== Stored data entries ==
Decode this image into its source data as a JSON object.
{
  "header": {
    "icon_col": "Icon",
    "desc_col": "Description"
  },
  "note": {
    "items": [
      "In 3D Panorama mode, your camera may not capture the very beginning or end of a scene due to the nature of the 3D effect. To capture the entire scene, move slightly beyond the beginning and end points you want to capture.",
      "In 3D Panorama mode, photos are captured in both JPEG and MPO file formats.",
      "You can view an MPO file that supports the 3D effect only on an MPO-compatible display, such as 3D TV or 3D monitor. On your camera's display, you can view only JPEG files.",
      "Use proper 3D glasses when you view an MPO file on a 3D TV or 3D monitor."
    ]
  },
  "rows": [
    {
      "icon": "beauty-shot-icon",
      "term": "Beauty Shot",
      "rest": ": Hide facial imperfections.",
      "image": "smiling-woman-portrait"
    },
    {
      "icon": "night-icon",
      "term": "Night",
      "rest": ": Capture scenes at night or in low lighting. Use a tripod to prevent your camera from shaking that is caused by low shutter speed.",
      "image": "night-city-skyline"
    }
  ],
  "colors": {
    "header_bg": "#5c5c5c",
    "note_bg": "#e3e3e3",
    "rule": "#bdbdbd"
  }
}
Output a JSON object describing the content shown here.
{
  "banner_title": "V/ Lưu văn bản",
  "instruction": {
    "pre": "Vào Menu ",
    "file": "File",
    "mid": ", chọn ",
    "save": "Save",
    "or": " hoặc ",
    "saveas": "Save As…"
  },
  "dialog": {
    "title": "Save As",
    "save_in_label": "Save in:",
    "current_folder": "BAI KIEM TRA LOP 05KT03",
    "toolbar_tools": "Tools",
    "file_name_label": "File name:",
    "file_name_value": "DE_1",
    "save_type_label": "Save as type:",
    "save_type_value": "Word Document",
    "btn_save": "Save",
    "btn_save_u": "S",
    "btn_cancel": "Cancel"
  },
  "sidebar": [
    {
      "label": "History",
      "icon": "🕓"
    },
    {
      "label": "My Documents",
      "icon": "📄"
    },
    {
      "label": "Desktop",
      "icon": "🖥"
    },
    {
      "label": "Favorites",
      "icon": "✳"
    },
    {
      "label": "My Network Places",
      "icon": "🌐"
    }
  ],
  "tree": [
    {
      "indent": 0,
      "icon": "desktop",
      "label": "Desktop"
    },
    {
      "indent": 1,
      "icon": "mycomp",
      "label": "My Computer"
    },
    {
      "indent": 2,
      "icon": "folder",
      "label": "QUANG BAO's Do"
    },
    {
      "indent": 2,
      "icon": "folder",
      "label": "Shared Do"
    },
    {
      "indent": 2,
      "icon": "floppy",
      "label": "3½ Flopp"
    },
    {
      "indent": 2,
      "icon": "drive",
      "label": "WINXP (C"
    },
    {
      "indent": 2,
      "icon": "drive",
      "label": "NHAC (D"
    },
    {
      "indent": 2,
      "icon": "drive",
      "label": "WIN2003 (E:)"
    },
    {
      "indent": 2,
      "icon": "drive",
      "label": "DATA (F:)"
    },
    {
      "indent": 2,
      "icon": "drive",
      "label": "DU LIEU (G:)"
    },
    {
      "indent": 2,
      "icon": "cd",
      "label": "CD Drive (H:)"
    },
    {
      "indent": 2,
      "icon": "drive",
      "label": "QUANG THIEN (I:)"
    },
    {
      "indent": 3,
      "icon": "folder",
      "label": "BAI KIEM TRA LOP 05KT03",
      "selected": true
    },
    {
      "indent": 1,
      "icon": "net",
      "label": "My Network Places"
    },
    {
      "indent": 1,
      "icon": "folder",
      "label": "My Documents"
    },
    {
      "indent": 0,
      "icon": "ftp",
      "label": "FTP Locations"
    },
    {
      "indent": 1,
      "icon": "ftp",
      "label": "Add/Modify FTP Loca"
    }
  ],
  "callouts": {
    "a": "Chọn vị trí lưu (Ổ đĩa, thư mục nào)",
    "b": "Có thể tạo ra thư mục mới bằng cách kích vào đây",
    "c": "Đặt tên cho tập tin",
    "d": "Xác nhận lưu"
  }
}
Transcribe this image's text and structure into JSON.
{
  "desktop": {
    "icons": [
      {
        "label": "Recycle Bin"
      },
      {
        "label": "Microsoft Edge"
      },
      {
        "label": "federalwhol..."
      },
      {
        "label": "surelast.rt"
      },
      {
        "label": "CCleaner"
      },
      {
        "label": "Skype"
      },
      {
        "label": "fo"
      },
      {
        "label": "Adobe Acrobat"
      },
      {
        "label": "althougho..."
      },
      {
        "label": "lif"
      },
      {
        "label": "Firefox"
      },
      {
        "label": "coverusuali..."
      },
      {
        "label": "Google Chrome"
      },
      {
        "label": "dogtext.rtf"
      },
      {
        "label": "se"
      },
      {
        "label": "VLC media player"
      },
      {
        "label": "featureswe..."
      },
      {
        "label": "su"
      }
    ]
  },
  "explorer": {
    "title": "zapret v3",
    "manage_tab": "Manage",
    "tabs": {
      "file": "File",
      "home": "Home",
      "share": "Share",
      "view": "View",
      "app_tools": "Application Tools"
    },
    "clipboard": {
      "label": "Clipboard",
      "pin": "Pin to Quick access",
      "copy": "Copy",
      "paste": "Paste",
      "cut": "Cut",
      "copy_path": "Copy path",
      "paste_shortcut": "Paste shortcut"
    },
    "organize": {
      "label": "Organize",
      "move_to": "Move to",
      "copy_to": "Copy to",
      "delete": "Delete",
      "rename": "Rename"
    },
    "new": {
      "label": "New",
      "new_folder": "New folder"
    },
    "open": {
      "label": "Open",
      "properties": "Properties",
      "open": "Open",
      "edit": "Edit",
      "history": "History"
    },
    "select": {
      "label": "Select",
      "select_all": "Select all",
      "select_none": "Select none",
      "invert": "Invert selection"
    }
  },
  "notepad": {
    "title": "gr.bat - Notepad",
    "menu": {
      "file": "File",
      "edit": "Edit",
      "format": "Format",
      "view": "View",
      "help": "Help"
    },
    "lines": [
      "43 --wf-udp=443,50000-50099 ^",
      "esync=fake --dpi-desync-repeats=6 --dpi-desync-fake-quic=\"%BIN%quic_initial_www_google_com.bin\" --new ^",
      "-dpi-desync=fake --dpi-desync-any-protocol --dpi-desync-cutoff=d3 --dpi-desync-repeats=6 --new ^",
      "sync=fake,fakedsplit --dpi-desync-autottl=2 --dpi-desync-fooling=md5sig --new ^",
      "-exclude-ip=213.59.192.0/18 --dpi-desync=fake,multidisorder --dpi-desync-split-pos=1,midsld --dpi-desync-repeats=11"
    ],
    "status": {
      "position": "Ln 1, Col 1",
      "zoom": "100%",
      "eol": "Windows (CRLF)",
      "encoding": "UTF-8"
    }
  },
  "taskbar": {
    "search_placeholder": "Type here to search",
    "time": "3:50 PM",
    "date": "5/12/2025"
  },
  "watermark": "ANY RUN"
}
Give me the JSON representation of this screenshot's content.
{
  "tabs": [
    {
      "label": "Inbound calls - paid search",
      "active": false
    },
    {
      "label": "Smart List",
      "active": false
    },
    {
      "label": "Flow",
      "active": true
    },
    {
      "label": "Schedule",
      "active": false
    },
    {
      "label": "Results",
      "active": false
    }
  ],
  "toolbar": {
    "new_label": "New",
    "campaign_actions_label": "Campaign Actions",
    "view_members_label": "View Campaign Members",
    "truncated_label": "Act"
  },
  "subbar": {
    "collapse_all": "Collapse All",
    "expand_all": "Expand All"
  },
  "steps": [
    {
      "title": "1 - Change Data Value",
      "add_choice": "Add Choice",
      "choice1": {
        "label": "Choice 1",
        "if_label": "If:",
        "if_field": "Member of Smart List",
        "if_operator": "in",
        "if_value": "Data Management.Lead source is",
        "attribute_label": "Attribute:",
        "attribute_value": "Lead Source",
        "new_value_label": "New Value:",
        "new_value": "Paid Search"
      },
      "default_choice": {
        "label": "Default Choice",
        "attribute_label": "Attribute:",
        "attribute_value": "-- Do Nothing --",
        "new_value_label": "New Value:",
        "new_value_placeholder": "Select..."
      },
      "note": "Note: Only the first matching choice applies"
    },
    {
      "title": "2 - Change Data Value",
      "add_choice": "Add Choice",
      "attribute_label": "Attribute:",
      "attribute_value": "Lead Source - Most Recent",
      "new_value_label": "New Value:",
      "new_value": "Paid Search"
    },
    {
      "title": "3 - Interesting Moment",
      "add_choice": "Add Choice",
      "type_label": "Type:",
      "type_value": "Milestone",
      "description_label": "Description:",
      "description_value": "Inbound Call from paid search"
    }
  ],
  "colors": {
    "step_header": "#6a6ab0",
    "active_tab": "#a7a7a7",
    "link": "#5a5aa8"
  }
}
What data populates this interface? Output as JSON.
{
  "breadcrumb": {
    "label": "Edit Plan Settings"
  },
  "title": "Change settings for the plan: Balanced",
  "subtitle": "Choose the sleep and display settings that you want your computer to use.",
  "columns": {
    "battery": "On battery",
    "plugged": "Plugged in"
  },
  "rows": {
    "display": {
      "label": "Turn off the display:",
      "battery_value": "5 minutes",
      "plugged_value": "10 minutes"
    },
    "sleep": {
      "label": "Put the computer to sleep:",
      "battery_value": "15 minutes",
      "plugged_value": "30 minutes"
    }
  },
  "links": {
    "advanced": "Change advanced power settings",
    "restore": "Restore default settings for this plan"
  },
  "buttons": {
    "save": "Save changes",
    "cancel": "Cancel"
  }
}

== Do this ==
Look through the entries above for the word "Output". Copy every line where it shows up.

== Problem solution ==
Output a JSON object describing the content shown here.
What data populates this interface? Output as JSON.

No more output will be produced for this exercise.